> **Given information**
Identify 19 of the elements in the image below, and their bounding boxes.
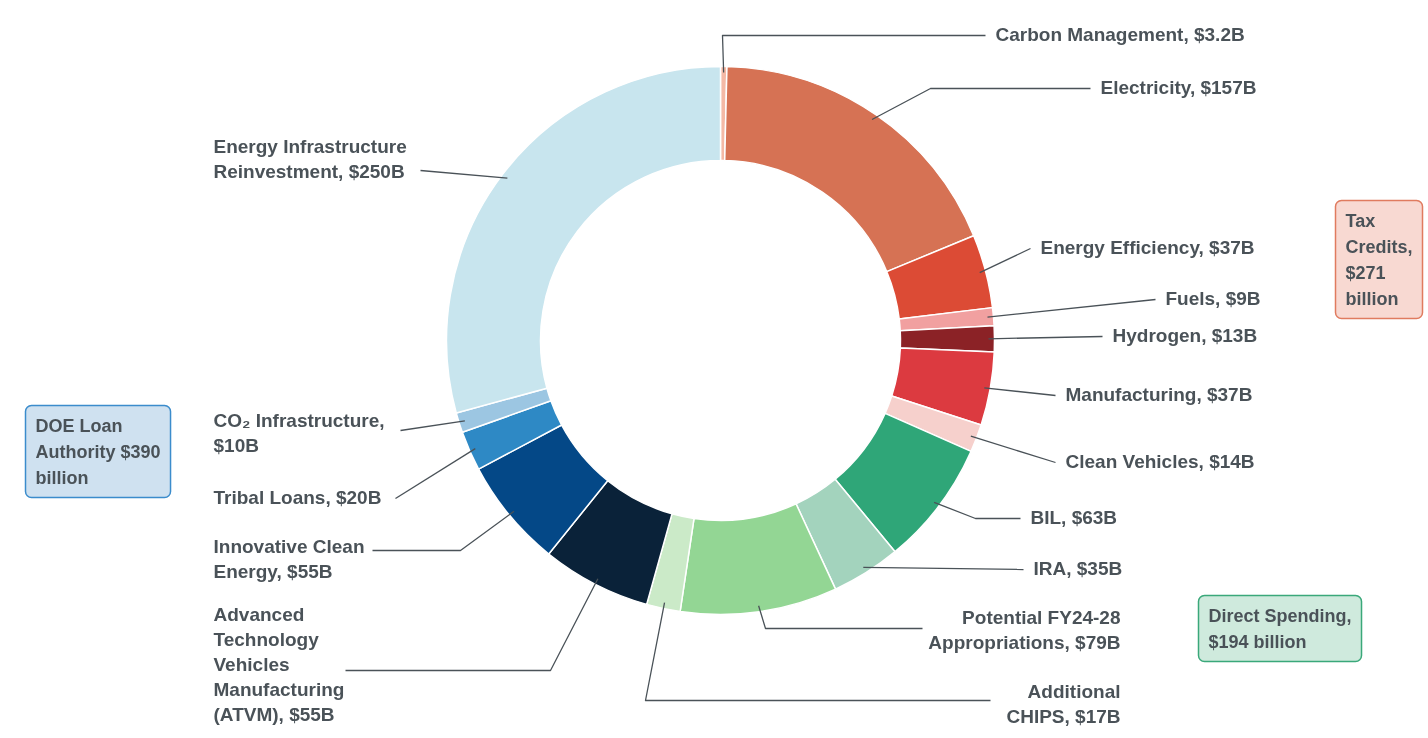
- slice-label: Energy Infrastructure Reinvestment, $250B: [213, 135, 407, 182]
- slice-label: Fuels, $9B: [1165, 287, 1261, 309]
- slice-label: Hydrogen, $13B: [1112, 324, 1258, 346]
- slice-label: Carbon Management, $3.2B: [995, 23, 1245, 45]
- slice-label: Electricity, $157B: [1100, 76, 1257, 98]
- slice-label: Manufacturing, $37B: [1065, 383, 1253, 405]
- slice-label: Innovative Clean Energy, $55B: [213, 535, 365, 582]
- slice-label: Potential FY24-28 Appropriations, $79B: [928, 606, 1121, 653]
- slice-label: Additional CHIPS, $17B: [1006, 680, 1121, 727]
- slice-label: BIL, $63B: [1030, 506, 1118, 528]
- text: DOE Loan Authority $390 billion: [35, 415, 161, 488]
- slice-label: CO₂ Infrastructure, $10B: [213, 409, 385, 456]
- slice-label: Tribal Loans, $20B: [213, 486, 382, 508]
- slice-label: Energy Efficiency, $37B: [1040, 236, 1255, 258]
- slice-label: Clean Vehicles, $14B: [1065, 450, 1255, 472]
- slice-label: IRA, $35B: [1033, 557, 1123, 579]
- slice-label: Advanced Technology Vehicles Manufacturing (ATVM), $55B: [213, 603, 345, 726]
- text: Direct Spending, $194 billion: [1208, 605, 1352, 652]
- text: Tax Credits, $271 billion: [1345, 210, 1413, 309]
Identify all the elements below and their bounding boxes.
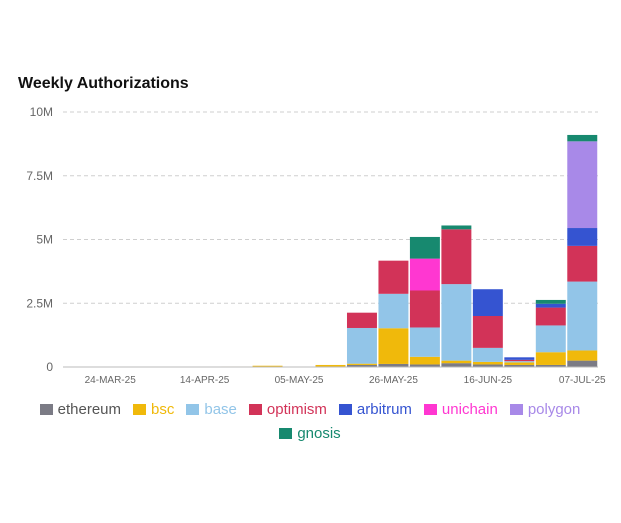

> **Problem details**
Retype all of the material above line for line, omitting the pictures from your answer.

> **Output of the task**
Identify 19 of the elements in the image below, and their bounding boxes.
- slice-label: Energy Infrastructure Reinvestment, $250B: [213, 135, 407, 182]
- slice-label: Fuels, $9B: [1165, 287, 1261, 309]
- slice-label: Hydrogen, $13B: [1112, 324, 1258, 346]
- slice-label: Carbon Management, $3.2B: [995, 23, 1245, 45]
- slice-label: Electricity, $157B: [1100, 76, 1257, 98]
- slice-label: Manufacturing, $37B: [1065, 383, 1253, 405]
- slice-label: Innovative Clean Energy, $55B: [213, 535, 365, 582]
- slice-label: Potential FY24-28 Appropriations, $79B: [928, 606, 1121, 653]
- slice-label: Additional CHIPS, $17B: [1006, 680, 1121, 727]
- slice-label: BIL, $63B: [1030, 506, 1118, 528]
- text: DOE Loan Authority $390 billion: [35, 415, 161, 488]
- slice-label: CO₂ Infrastructure, $10B: [213, 409, 385, 456]
- slice-label: Tribal Loans, $20B: [213, 486, 382, 508]
- slice-label: Energy Efficiency, $37B: [1040, 236, 1255, 258]
- slice-label: Clean Vehicles, $14B: [1065, 450, 1255, 472]
- slice-label: IRA, $35B: [1033, 557, 1123, 579]
- slice-label: Advanced Technology Vehicles Manufacturing (ATVM), $55B: [213, 603, 345, 726]
- text: Direct Spending, $194 billion: [1208, 605, 1352, 652]
- text: Tax Credits, $271 billion: [1345, 210, 1413, 309]
Identify all the elements below and their bounding boxes.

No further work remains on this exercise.